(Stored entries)
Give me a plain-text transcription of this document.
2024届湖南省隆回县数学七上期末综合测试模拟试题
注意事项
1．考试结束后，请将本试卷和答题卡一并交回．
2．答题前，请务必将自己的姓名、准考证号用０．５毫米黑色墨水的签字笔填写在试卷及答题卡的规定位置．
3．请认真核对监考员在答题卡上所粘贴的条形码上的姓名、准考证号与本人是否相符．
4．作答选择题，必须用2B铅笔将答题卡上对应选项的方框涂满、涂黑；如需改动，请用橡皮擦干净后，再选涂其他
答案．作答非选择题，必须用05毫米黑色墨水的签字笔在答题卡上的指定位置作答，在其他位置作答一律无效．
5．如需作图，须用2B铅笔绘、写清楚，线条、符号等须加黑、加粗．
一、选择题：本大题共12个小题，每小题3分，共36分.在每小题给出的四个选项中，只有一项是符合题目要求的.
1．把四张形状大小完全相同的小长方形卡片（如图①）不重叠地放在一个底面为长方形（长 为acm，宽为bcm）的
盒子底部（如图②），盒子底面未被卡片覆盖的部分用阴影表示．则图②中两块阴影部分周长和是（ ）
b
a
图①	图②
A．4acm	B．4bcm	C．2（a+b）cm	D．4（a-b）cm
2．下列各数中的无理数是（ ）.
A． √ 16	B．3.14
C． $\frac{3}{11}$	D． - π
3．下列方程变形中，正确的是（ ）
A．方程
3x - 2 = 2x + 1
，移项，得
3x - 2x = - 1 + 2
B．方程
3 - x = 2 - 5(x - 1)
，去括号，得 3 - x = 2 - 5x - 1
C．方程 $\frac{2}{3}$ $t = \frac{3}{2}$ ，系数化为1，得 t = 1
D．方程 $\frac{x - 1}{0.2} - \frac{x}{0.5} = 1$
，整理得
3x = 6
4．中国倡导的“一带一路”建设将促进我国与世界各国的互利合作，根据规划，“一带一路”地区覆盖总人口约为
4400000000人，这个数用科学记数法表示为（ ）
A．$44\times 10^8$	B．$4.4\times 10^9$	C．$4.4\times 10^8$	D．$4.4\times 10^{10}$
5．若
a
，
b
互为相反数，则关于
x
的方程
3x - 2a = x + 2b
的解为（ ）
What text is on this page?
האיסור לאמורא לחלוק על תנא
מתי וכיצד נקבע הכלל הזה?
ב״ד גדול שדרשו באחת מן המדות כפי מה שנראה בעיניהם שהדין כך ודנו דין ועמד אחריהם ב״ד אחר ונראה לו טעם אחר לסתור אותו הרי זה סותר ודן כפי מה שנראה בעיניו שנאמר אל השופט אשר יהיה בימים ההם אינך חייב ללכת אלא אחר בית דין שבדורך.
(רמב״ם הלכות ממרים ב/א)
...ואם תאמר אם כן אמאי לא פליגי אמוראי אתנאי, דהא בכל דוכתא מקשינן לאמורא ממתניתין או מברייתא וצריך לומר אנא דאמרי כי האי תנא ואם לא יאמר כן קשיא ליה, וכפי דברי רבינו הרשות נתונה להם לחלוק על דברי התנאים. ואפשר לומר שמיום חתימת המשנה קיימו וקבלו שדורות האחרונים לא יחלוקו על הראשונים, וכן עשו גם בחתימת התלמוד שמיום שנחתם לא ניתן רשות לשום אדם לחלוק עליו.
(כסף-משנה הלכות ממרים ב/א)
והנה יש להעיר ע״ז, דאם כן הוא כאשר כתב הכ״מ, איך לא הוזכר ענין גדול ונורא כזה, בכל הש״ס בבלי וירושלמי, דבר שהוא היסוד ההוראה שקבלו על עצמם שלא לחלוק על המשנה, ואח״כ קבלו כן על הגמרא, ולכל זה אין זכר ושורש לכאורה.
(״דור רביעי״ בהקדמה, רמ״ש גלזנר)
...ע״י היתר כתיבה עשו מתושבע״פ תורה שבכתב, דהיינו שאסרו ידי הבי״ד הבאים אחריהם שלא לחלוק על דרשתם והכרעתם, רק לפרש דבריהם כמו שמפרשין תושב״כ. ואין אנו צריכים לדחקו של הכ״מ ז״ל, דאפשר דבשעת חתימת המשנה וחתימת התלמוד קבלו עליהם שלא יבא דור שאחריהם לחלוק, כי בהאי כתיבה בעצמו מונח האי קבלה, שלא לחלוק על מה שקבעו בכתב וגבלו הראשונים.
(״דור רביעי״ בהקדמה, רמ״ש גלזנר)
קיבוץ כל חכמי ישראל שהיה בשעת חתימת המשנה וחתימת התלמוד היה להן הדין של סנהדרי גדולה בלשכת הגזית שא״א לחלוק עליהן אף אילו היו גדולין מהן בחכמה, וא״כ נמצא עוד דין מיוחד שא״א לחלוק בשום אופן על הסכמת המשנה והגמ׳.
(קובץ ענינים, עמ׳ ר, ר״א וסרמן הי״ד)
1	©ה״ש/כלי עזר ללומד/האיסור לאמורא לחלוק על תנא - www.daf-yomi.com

• What to do
From the preceding material, extract every line exactly.

• Exercise answer
Give me a plain-text transcription of this document.
2024届湖南省隆回县数学七上期末综合测试模拟试题
注意事项
1．考试结束后，请将本试卷和答题卡一并交回．
2．答题前，请务必将自己的姓名、准考证号用０．５毫米黑色墨水的签字笔填写在试卷及答题卡的规定位置．
3．请认真核对监考员在答题卡上所粘贴的条形码上的姓名、准考证号与本人是否相符．
4．作答选择题，必须用2B铅笔将答题卡上对应选项的方框涂满、涂黑；如需改动，请用橡皮擦干净后，再选涂其他
答案．作答非选择题，必须用05毫米黑色墨水的签字笔在答题卡上的指定位置作答，在其他位置作答一律无效．
5．如需作图，须用2B铅笔绘、写清楚，线条、符号等须加黑、加粗．
一、选择题：本大题共12个小题，每小题3分，共36分.在每小题给出的四个选项中，只有一项是符合题目要求的.
1．把四张形状大小完全相同的小长方形卡片（如图①）不重叠地放在一个底面为长方形（长 为acm，宽为bcm）的
盒子底部（如图②），盒子底面未被卡片覆盖的部分用阴影表示．则图②中两块阴影部分周长和是（ ）
b
a
图①	图②
A．4acm	B．4bcm	C．2（a+b）cm	D．4（a-b）cm
2．下列各数中的无理数是（ ）.
A． √ 16	B．3.14
C． $\frac{3}{11}$	D． - π
3．下列方程变形中，正确的是（ ）
A．方程
3x - 2 = 2x + 1
，移项，得
3x - 2x = - 1 + 2
B．方程
3 - x = 2 - 5(x - 1)
，去括号，得 3 - x = 2 - 5x - 1
C．方程 $\frac{2}{3}$ $t = \frac{3}{2}$ ，系数化为1，得 t = 1
D．方程 $\frac{x - 1}{0.2} - \frac{x}{0.5} = 1$
，整理得
3x = 6
4．中国倡导的“一带一路”建设将促进我国与世界各国的互利合作，根据规划，“一带一路”地区覆盖总人口约为
4400000000人，这个数用科学记数法表示为（ ）
A．$44\times 10^8$	B．$4.4\times 10^9$	C．$4.4\times 10^8$	D．$4.4\times 10^{10}$
5．若
a
，
b
互为相反数，则关于
x
的方程
3x - 2a = x + 2b
的解为（ ）
What text is on this page?
האיסור לאמורא לחלוק על תנא
מתי וכיצד נקבע הכלל הזה?
ב״ד גדול שדרשו באחת מן המדות כפי מה שנראה בעיניהם שהדין כך ודנו דין ועמד אחריהם ב״ד אחר ונראה לו טעם אחר לסתור אותו הרי זה סותר ודן כפי מה שנראה בעיניו שנאמר אל השופט אשר יהיה בימים ההם אינך חייב ללכת אלא אחר בית דין שבדורך.
(רמב״ם הלכות ממרים ב/א)
...ואם תאמר אם כן אמאי לא פליגי אמוראי אתנאי, דהא בכל דוכתא מקשינן לאמורא ממתניתין או מברייתא וצריך לומר אנא דאמרי כי האי תנא ואם לא יאמר כן קשיא ליה, וכפי דברי רבינו הרשות נתונה להם לחלוק על דברי התנאים. ואפשר לומר שמיום חתימת המשנה קיימו וקבלו שדורות האחרונים לא יחלוקו על הראשונים, וכן עשו גם בחתימת התלמוד שמיום שנחתם לא ניתן רשות לשום אדם לחלוק עליו.
(כסף-משנה הלכות ממרים ב/א)
והנה יש להעיר ע״ז, דאם כן הוא כאשר כתב הכ״מ, איך לא הוזכר ענין גדול ונורא כזה, בכל הש״ס בבלי וירושלמי, דבר שהוא היסוד ההוראה שקבלו על עצמם שלא לחלוק על המשנה, ואח״כ קבלו כן על הגמרא, ולכל זה אין זכר ושורש לכאורה.
(״דור רביעי״ בהקדמה, רמ״ש גלזנר)
...ע״י היתר כתיבה עשו מתושבע״פ תורה שבכתב, דהיינו שאסרו ידי הבי״ד הבאים אחריהם שלא לחלוק על דרשתם והכרעתם, רק לפרש דבריהם כמו שמפרשין תושב״כ. ואין אנו צריכים לדחקו של הכ״מ ז״ל, דאפשר דבשעת חתימת המשנה וחתימת התלמוד קבלו עליהם שלא יבא דור שאחריהם לחלוק, כי בהאי כתיבה בעצמו מונח האי קבלה, שלא לחלוק על מה שקבעו בכתב וגבלו הראשונים.
(״דור רביעי״ בהקדמה, רמ״ש גלזנר)
קיבוץ כל חכמי ישראל שהיה בשעת חתימת המשנה וחתימת התלמוד היה להן הדין של סנהדרי גדולה בלשכת הגזית שא״א לחלוק עליהן אף אילו היו גדולין מהן בחכמה, וא״כ נמצא עוד דין מיוחד שא״א לחלוק בשום אופן על הסכמת המשנה והגמ׳.
(קובץ ענינים, עמ׳ ר, ר״א וסרמן הי״ד)
1	©ה״ש/כלי עזר ללומד/האיסור לאמורא לחלוק על תנא - www.daf-yomi.com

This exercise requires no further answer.